== WHAT TO DO ==
Please quote every line word for word.

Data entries
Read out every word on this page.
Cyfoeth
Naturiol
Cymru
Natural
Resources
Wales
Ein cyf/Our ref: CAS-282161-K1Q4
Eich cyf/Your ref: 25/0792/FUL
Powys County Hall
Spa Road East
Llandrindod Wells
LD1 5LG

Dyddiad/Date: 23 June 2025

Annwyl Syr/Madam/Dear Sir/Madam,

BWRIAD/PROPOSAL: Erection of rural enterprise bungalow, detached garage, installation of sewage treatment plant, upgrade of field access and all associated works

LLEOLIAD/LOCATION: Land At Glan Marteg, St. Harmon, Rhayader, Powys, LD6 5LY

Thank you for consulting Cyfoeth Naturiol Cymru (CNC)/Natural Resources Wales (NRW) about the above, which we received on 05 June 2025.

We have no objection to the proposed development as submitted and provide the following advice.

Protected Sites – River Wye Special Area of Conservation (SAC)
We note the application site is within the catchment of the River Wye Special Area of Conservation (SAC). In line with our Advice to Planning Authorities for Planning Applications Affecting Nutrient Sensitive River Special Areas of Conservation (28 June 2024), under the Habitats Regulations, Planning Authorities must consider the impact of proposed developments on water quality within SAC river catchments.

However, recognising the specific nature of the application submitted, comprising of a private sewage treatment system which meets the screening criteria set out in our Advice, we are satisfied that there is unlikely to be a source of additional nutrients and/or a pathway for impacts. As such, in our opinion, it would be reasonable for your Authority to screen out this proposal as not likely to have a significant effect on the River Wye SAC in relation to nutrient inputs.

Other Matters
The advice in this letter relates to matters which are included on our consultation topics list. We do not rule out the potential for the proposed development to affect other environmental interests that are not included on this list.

== WORKED ANSWER ==
Read out every word on this page.
Cyfoeth
Naturiol
Cymru
Natural
Resources
Wales
Ein cyf/Our ref: CAS-282161-K1Q4
Eich cyf/Your ref: 25/0792/FUL
Powys County Hall
Spa Road East
Llandrindod Wells
LD1 5LG

Dyddiad/Date: 23 June 2025

Annwyl Syr/Madam/Dear Sir/Madam,

BWRIAD/PROPOSAL: Erection of rural enterprise bungalow, detached garage, installation of sewage treatment plant, upgrade of field access and all associated works

LLEOLIAD/LOCATION: Land At Glan Marteg, St. Harmon, Rhayader, Powys, LD6 5LY

Thank you for consulting Cyfoeth Naturiol Cymru (CNC)/Natural Resources Wales (NRW) about the above, which we received on 05 June 2025.

We have no objection to the proposed development as submitted and provide the following advice.

Protected Sites – River Wye Special Area of Conservation (SAC)
We note the application site is within the catchment of the River Wye Special Area of Conservation (SAC). In line with our Advice to Planning Authorities for Planning Applications Affecting Nutrient Sensitive River Special Areas of Conservation (28 June 2024), under the Habitats Regulations, Planning Authorities must consider the impact of proposed developments on water quality within SAC river catchments.

However, recognising the specific nature of the application submitted, comprising of a private sewage treatment system which meets the screening criteria set out in our Advice, we are satisfied that there is unlikely to be a source of additional nutrients and/or a pathway for impacts. As such, in our opinion, it would be reasonable for your Authority to screen out this proposal as not likely to have a significant effect on the River Wye SAC in relation to nutrient inputs.

Other Matters
The advice in this letter relates to matters which are included on our consultation topics list. We do not rule out the potential for the proposed development to affect other environmental interests that are not included on this list.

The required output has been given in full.